> What you need to do
Repeat the records below exactly, leaving out every picture.

> Material for this task

━━━━━━━━━━

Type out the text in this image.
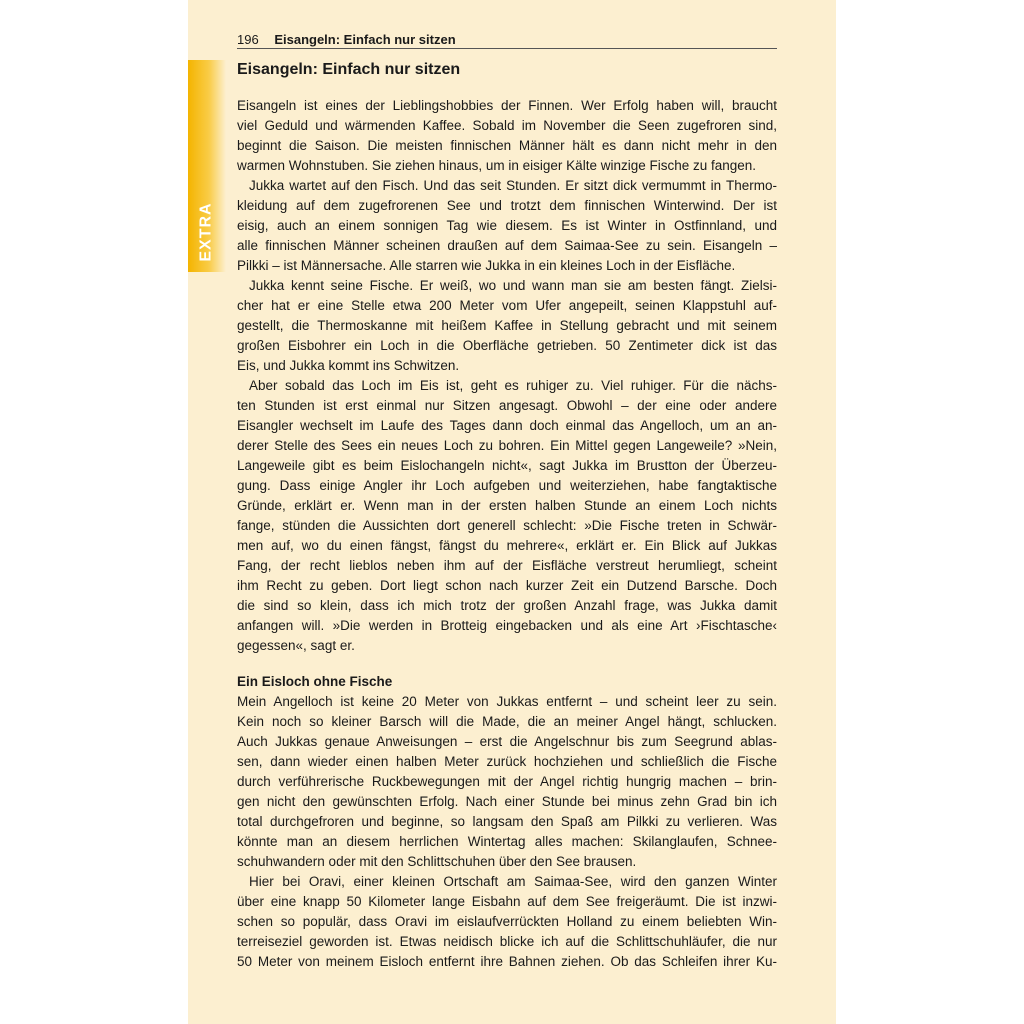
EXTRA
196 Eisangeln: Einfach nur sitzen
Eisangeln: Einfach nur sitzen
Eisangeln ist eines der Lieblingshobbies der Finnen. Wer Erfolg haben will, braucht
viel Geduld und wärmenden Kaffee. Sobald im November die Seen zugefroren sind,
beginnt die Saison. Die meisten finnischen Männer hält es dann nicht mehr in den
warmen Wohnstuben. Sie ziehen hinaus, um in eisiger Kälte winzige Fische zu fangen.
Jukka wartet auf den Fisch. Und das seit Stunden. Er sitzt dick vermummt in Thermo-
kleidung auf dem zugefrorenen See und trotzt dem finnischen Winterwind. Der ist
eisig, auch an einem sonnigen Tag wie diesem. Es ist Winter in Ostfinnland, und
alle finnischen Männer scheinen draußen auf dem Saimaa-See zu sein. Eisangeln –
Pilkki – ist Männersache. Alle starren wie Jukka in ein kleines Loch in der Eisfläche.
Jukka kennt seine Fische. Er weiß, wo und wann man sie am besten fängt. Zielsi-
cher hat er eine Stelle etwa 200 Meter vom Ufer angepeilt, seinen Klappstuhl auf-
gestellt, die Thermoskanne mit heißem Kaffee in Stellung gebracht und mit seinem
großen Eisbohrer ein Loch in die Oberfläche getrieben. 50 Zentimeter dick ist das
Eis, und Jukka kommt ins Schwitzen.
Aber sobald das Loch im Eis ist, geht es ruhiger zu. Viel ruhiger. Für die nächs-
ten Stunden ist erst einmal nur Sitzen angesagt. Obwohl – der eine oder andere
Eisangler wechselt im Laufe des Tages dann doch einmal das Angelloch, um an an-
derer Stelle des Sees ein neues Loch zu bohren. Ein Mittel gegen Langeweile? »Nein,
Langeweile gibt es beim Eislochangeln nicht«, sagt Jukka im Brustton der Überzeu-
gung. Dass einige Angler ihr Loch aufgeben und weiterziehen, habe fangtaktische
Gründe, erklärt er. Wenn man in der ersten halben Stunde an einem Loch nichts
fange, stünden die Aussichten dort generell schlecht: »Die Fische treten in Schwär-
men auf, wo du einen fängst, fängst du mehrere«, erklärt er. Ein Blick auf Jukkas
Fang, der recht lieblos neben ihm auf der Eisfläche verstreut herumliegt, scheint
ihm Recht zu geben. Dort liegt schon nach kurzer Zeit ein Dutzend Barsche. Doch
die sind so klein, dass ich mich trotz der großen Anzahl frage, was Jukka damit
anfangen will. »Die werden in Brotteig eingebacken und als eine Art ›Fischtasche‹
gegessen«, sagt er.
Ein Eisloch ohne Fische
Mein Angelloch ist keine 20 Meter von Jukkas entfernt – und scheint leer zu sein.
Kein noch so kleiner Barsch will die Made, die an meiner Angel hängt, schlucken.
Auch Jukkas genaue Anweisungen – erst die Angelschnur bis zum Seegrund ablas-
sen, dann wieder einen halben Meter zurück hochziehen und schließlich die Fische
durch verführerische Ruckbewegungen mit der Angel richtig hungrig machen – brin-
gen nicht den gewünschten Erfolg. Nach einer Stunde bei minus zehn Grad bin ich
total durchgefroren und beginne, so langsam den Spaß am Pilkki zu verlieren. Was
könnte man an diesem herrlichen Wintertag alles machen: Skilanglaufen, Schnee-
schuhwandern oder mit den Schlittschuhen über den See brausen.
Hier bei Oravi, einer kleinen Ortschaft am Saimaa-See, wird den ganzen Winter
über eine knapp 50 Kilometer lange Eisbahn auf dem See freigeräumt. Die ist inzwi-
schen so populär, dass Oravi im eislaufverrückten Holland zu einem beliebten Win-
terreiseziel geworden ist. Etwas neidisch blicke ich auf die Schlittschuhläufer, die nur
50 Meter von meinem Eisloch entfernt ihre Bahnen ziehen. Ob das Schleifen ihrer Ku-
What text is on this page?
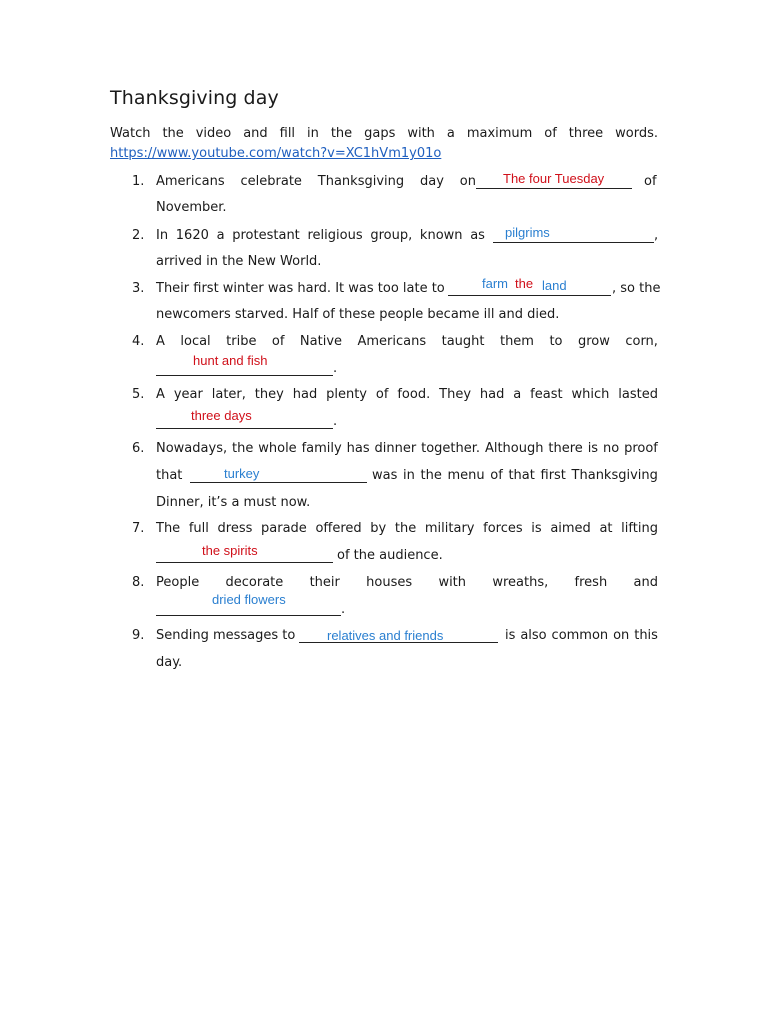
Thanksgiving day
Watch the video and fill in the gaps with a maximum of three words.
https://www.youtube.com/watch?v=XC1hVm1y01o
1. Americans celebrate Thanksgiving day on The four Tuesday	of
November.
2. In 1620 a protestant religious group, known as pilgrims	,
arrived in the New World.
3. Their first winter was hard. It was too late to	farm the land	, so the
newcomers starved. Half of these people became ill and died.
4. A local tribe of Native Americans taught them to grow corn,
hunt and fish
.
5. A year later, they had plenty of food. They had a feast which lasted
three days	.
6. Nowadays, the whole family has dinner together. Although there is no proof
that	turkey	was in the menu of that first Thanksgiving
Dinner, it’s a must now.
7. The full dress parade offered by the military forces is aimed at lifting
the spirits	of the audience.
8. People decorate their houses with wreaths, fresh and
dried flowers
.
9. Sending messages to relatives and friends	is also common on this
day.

━━━━━━━━━━

> Exercise output
Type out the text in this image.
EXTRA
196 Eisangeln: Einfach nur sitzen
Eisangeln: Einfach nur sitzen
Eisangeln ist eines der Lieblingshobbies der Finnen. Wer Erfolg haben will, braucht
viel Geduld und wärmenden Kaffee. Sobald im November die Seen zugefroren sind,
beginnt die Saison. Die meisten finnischen Männer hält es dann nicht mehr in den
warmen Wohnstuben. Sie ziehen hinaus, um in eisiger Kälte winzige Fische zu fangen.
Jukka wartet auf den Fisch. Und das seit Stunden. Er sitzt dick vermummt in Thermo-
kleidung auf dem zugefrorenen See und trotzt dem finnischen Winterwind. Der ist
eisig, auch an einem sonnigen Tag wie diesem. Es ist Winter in Ostfinnland, und
alle finnischen Männer scheinen draußen auf dem Saimaa-See zu sein. Eisangeln –
Pilkki – ist Männersache. Alle starren wie Jukka in ein kleines Loch in der Eisfläche.
Jukka kennt seine Fische. Er weiß, wo und wann man sie am besten fängt. Zielsi-
cher hat er eine Stelle etwa 200 Meter vom Ufer angepeilt, seinen Klappstuhl auf-
gestellt, die Thermoskanne mit heißem Kaffee in Stellung gebracht und mit seinem
großen Eisbohrer ein Loch in die Oberfläche getrieben. 50 Zentimeter dick ist das
Eis, und Jukka kommt ins Schwitzen.
Aber sobald das Loch im Eis ist, geht es ruhiger zu. Viel ruhiger. Für die nächs-
ten Stunden ist erst einmal nur Sitzen angesagt. Obwohl – der eine oder andere
Eisangler wechselt im Laufe des Tages dann doch einmal das Angelloch, um an an-
derer Stelle des Sees ein neues Loch zu bohren. Ein Mittel gegen Langeweile? »Nein,
Langeweile gibt es beim Eislochangeln nicht«, sagt Jukka im Brustton der Überzeu-
gung. Dass einige Angler ihr Loch aufgeben und weiterziehen, habe fangtaktische
Gründe, erklärt er. Wenn man in der ersten halben Stunde an einem Loch nichts
fange, stünden die Aussichten dort generell schlecht: »Die Fische treten in Schwär-
men auf, wo du einen fängst, fängst du mehrere«, erklärt er. Ein Blick auf Jukkas
Fang, der recht lieblos neben ihm auf der Eisfläche verstreut herumliegt, scheint
ihm Recht zu geben. Dort liegt schon nach kurzer Zeit ein Dutzend Barsche. Doch
die sind so klein, dass ich mich trotz der großen Anzahl frage, was Jukka damit
anfangen will. »Die werden in Brotteig eingebacken und als eine Art ›Fischtasche‹
gegessen«, sagt er.
Ein Eisloch ohne Fische
Mein Angelloch ist keine 20 Meter von Jukkas entfernt – und scheint leer zu sein.
Kein noch so kleiner Barsch will die Made, die an meiner Angel hängt, schlucken.
Auch Jukkas genaue Anweisungen – erst die Angelschnur bis zum Seegrund ablas-
sen, dann wieder einen halben Meter zurück hochziehen und schließlich die Fische
durch verführerische Ruckbewegungen mit der Angel richtig hungrig machen – brin-
gen nicht den gewünschten Erfolg. Nach einer Stunde bei minus zehn Grad bin ich
total durchgefroren und beginne, so langsam den Spaß am Pilkki zu verlieren. Was
könnte man an diesem herrlichen Wintertag alles machen: Skilanglaufen, Schnee-
schuhwandern oder mit den Schlittschuhen über den See brausen.
Hier bei Oravi, einer kleinen Ortschaft am Saimaa-See, wird den ganzen Winter
über eine knapp 50 Kilometer lange Eisbahn auf dem See freigeräumt. Die ist inzwi-
schen so populär, dass Oravi im eislaufverrückten Holland zu einem beliebten Win-
terreiseziel geworden ist. Etwas neidisch blicke ich auf die Schlittschuhläufer, die nur
50 Meter von meinem Eisloch entfernt ihre Bahnen ziehen. Ob das Schleifen ihrer Ku-
What text is on this page?
Thanksgiving day
Watch the video and fill in the gaps with a maximum of three words.
https://www.youtube.com/watch?v=XC1hVm1y01o
1. Americans celebrate Thanksgiving day on The four Tuesday	of
November.
2. In 1620 a protestant religious group, known as pilgrims	,
arrived in the New World.
3. Their first winter was hard. It was too late to	farm the land	, so the
newcomers starved. Half of these people became ill and died.
4. A local tribe of Native Americans taught them to grow corn,
hunt and fish
.
5. A year later, they had plenty of food. They had a feast which lasted
three days	.
6. Nowadays, the whole family has dinner together. Although there is no proof
that	turkey	was in the menu of that first Thanksgiving
Dinner, it’s a must now.
7. The full dress parade offered by the military forces is aimed at lifting
the spirits	of the audience.
8. People decorate their houses with wreaths, fresh and
dried flowers
.
9. Sending messages to relatives and friends	is also common on this
day.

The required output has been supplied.